((

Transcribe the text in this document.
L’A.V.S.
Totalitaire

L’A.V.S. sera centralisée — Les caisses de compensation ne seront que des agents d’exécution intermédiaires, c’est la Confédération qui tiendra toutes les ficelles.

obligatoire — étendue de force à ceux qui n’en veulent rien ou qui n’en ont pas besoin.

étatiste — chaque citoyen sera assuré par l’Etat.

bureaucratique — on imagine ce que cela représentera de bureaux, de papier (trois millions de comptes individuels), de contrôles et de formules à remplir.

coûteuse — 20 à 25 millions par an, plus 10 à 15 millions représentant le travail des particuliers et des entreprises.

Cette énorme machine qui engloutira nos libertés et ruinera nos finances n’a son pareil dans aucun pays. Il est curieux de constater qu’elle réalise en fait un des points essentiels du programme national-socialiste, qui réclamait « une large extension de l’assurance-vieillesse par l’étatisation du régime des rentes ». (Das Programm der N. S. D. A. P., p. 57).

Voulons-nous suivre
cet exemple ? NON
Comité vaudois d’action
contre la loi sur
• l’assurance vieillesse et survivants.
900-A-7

))

== Goal ==
Extract all of the data shown above without alteration.

== Correct output ==
Transcribe the text in this document.
L’A.V.S.
Totalitaire

L’A.V.S. sera centralisée — Les caisses de compensation ne seront que des agents d’exécution intermédiaires, c’est la Confédération qui tiendra toutes les ficelles.

obligatoire — étendue de force à ceux qui n’en veulent rien ou qui n’en ont pas besoin.

étatiste — chaque citoyen sera assuré par l’Etat.

bureaucratique — on imagine ce que cela représentera de bureaux, de papier (trois millions de comptes individuels), de contrôles et de formules à remplir.

coûteuse — 20 à 25 millions par an, plus 10 à 15 millions représentant le travail des particuliers et des entreprises.

Cette énorme machine qui engloutira nos libertés et ruinera nos finances n’a son pareil dans aucun pays. Il est curieux de constater qu’elle réalise en fait un des points essentiels du programme national-socialiste, qui réclamait « une large extension de l’assurance-vieillesse par l’étatisation du régime des rentes ». (Das Programm der N. S. D. A. P., p. 57).

Voulons-nous suivre
cet exemple ? NON
Comité vaudois d’action
contre la loi sur
• l’assurance vieillesse et survivants.
900-A-7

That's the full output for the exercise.